-- JOB --
Find each line containing the string "млрд". Copy it.
------ DATASET CONTENT
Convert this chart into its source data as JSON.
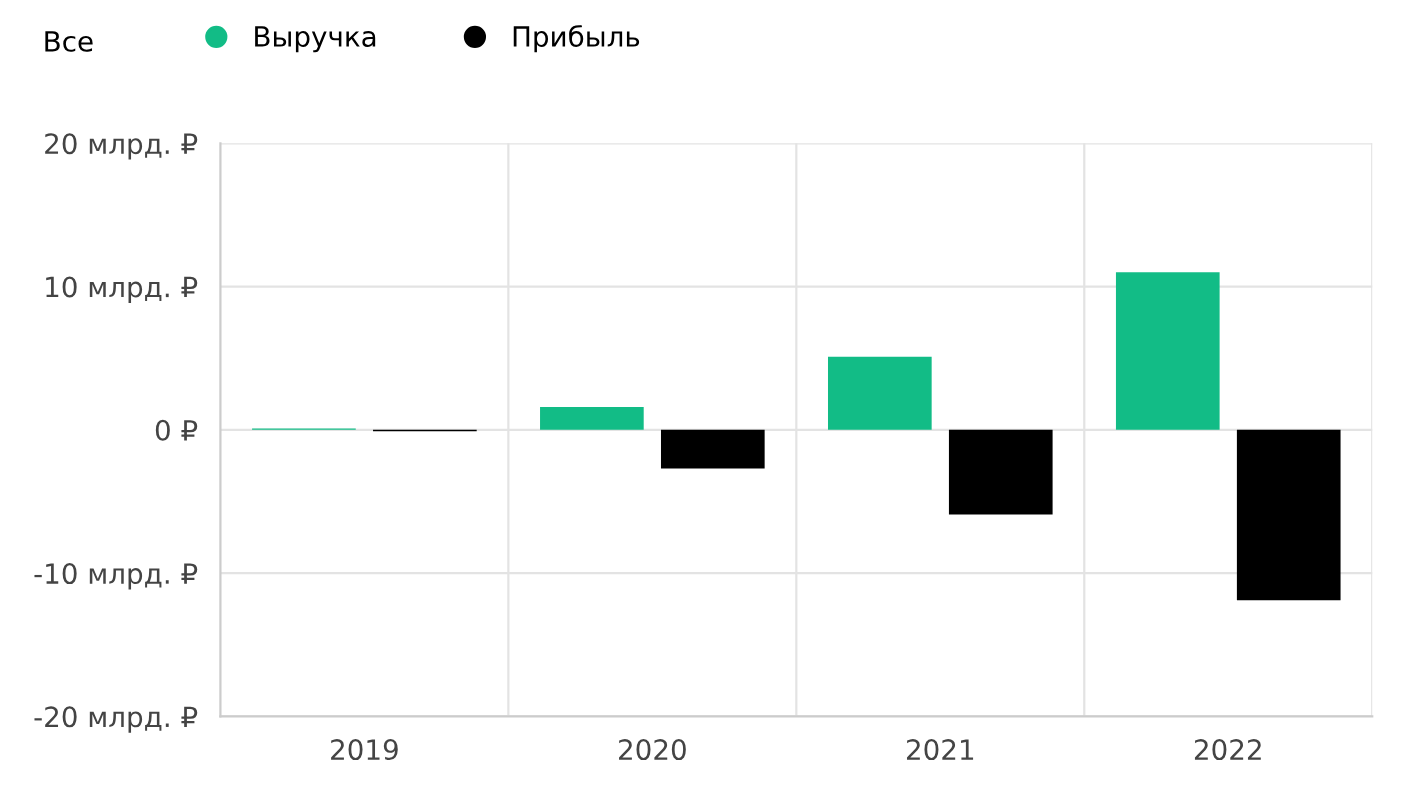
{
  "chart_data": {
    "type": "bar",
    "categories": [
      "2019",
      "2020",
      "2021",
      "2022"
    ],
    "series": [
      {
        "name": "Выручка",
        "color": "#12bc86",
        "values": [
          0.1,
          1.6,
          5.1,
          11.0
        ]
      },
      {
        "name": "Прибыль",
        "color": "#000000",
        "values": [
          -0.1,
          -2.7,
          -5.9,
          -11.9
        ]
      }
    ],
    "ylim": [
      -20,
      20
    ],
    "yticks": [
      {
        "value": -20,
        "label": "-20 млрд. ₽"
      },
      {
        "value": -10,
        "label": "-10 млрд. ₽"
      },
      {
        "value": 0,
        "label": "0 ₽"
      },
      {
        "value": 10,
        "label": "10 млрд. ₽"
      },
      {
        "value": 20,
        "label": "20 млрд. ₽"
      }
    ],
    "grid": true,
    "legend": "top left",
    "annotations": [
      "Все"
    ]
  }
}
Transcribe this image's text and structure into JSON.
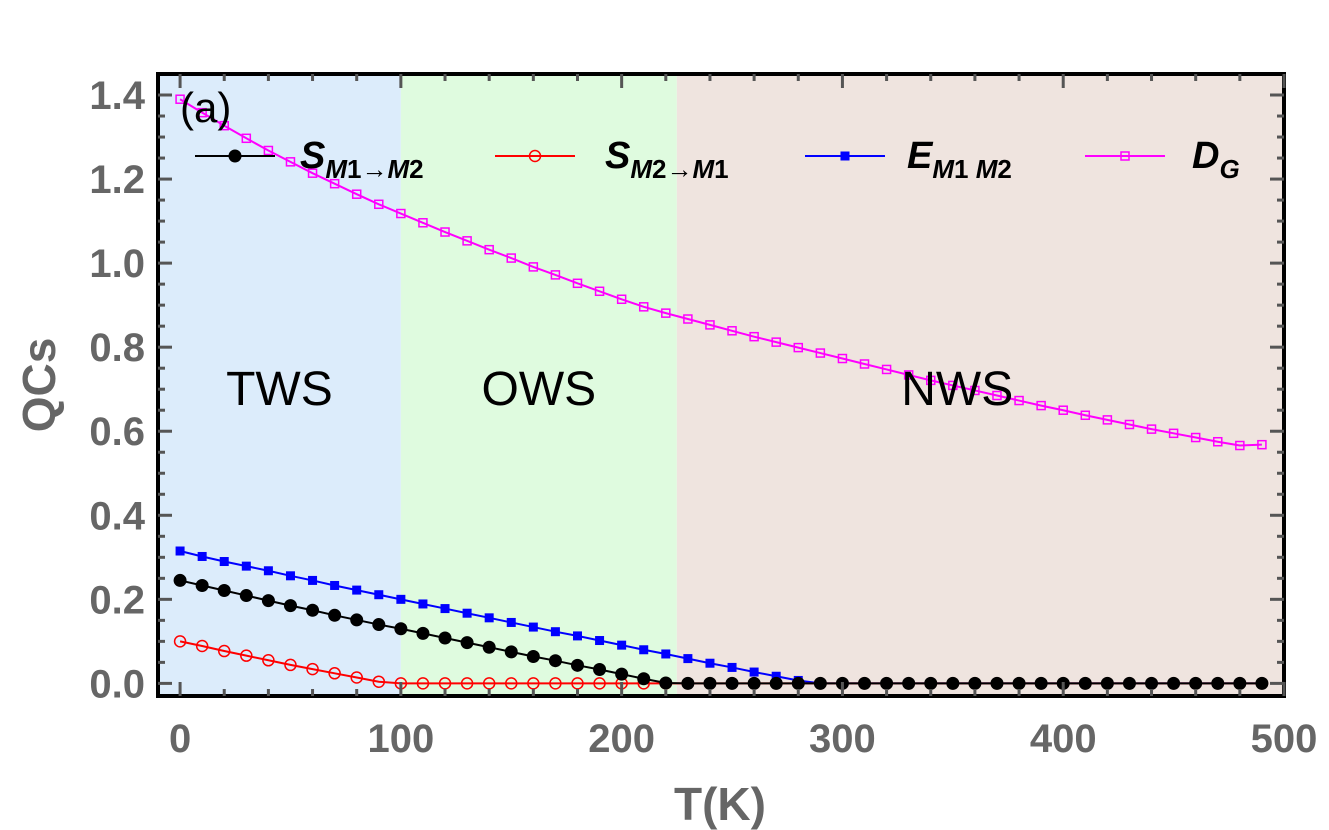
------------
-- CORRECT RESULT --
        "label": "-20 млрд. ₽"
        "label": "-10 млрд. ₽"
        "label": "10 млрд. ₽"
        "label": "20 млрд. ₽"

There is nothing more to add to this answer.